── Document segment
Q Could you walk us through a little bit the changes that are going to be made to allow the president more time to make a decision on a nuclear strike? And also, in the report, it talks a lot about the lack of transparency on China's nuclear program. Could you elaborate a bit about what specifically China's not being transparent enough about when it comes to its programs?
GEN. CARTWRIGHT: I'll start with the command-and-control side of the equation. Again, it's a study to look for those types of capabilities. But if we have sensors -- modern sensors, the type that we're capable of employing today, the type that, in many cases, are associated with missile defense today -- we can know sooner that weapons are being postured for launch, that weapons actually have been launched, where they're going precisely.
And what we're trying to do is increase the understanding both of the knowns. And then the one that's most difficult is a better understanding of intent. Was this one weapon? Was it a flush of a large number of weapons? Were other forces postured at the same time? Are there other objectives -- but having both the sensors and the command and control to ensure that the president, in our case, has the maximum amount of knowledge necessary to make a -- make a decision and that that decision is not artificially rushed because of a lack of information that could have been attained.
MR. MILLER: Okay, and I'll just say a word about China, and that is, we want to avoid situations in which we have either the -- a misunderstanding about the programs that are under way and their intent, the modernization programs -- and China is modernizing its nuclear arsenal at this time -- or misunderstanding its -- in -- with respect to the type of doctrine -- what would be done in the event, in the event of a crisis. So we'd like to have conversations both about where the -- where the capabilities are going over time, and what is the Chinese thinking about the purpose of these capabilities as well.
Q Hi, Mr. Miller.
MR. MILLER: Hi.
Q Thank you. And Mary Beth Sheridan from the Washington Post. The Nuclear Posture Review talks about reducing the role and the numbers of weapons. But I didn't see much about the numbers of weapons, other than the START figures, which a lot of people consider fairly modest. So where does the numbers -- where do you see the reduction in numbers?
────
→ What you will do:
**a)** In the briefing transcript, what does Mr. Miller say China is doing with its nuclear arsenal at this time?
**b)** Condense the paragraph of the briefing transcript that opens "And what we're trying to do" into a shorter version that keeps its main facts.
── Given entries
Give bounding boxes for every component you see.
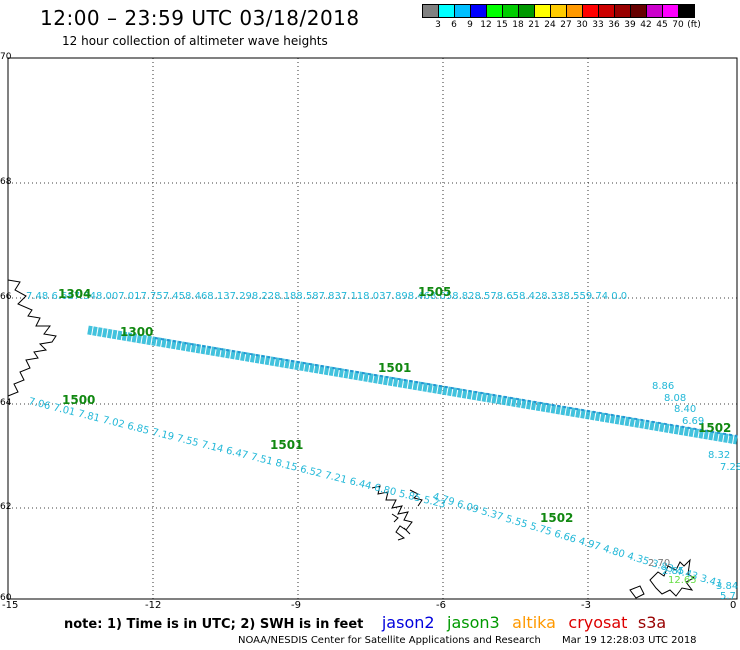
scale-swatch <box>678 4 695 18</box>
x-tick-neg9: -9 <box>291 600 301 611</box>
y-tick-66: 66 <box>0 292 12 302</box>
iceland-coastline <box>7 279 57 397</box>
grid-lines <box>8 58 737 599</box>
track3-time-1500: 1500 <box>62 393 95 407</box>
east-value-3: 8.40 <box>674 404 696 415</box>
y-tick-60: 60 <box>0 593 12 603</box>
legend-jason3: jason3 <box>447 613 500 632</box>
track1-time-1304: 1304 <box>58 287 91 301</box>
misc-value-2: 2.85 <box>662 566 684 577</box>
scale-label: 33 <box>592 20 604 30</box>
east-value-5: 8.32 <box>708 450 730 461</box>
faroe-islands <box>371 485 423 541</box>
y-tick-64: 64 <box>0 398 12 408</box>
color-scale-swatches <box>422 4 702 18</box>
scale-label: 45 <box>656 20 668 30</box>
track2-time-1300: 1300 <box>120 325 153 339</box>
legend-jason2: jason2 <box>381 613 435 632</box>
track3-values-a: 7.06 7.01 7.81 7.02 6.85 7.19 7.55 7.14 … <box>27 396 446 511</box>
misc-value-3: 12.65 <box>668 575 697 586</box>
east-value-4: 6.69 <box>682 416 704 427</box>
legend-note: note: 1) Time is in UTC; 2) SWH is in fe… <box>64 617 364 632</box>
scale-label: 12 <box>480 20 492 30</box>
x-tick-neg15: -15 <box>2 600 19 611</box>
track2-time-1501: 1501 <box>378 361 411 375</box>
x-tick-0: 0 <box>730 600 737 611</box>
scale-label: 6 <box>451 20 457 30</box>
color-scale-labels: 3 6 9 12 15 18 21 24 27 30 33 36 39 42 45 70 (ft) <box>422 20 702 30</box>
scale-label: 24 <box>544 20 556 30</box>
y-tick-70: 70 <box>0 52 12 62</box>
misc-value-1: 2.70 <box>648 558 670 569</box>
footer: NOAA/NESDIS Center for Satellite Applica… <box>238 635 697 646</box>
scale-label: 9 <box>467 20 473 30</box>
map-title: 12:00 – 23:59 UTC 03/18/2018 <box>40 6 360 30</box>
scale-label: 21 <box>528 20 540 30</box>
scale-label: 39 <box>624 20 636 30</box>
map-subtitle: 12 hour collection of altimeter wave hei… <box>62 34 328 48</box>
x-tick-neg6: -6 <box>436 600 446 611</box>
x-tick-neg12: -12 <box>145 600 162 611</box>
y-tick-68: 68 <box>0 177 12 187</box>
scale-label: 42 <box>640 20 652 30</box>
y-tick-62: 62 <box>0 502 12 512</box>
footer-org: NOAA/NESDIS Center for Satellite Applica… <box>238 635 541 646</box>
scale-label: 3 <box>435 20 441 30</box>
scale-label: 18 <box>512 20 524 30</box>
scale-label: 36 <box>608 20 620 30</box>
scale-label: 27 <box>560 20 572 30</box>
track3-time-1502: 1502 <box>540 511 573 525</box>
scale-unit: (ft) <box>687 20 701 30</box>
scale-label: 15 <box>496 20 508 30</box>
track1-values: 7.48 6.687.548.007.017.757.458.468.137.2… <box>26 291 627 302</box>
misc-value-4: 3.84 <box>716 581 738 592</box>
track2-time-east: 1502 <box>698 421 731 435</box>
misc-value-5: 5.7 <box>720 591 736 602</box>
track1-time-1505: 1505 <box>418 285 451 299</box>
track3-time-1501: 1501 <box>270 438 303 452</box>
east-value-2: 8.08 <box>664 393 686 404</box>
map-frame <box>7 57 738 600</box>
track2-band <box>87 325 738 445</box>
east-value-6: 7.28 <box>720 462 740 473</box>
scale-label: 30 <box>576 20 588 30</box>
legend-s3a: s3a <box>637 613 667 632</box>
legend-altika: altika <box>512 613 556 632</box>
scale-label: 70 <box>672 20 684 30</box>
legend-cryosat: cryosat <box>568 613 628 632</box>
────
→ Solutions to each task:
**a)** China is modernizing its nuclear arsenal.

**b)** The goal is to improve understanding of the knowns and, hardest of all, of intent: whether one weapon or a large number was launched, whether other forces were postured at the same time, and whether there are other objectives. Sensors and command and control should give the president the maximum knowledge needed for a decision, so that the decision is not artificially rushed by a lack of information that could have been obtained.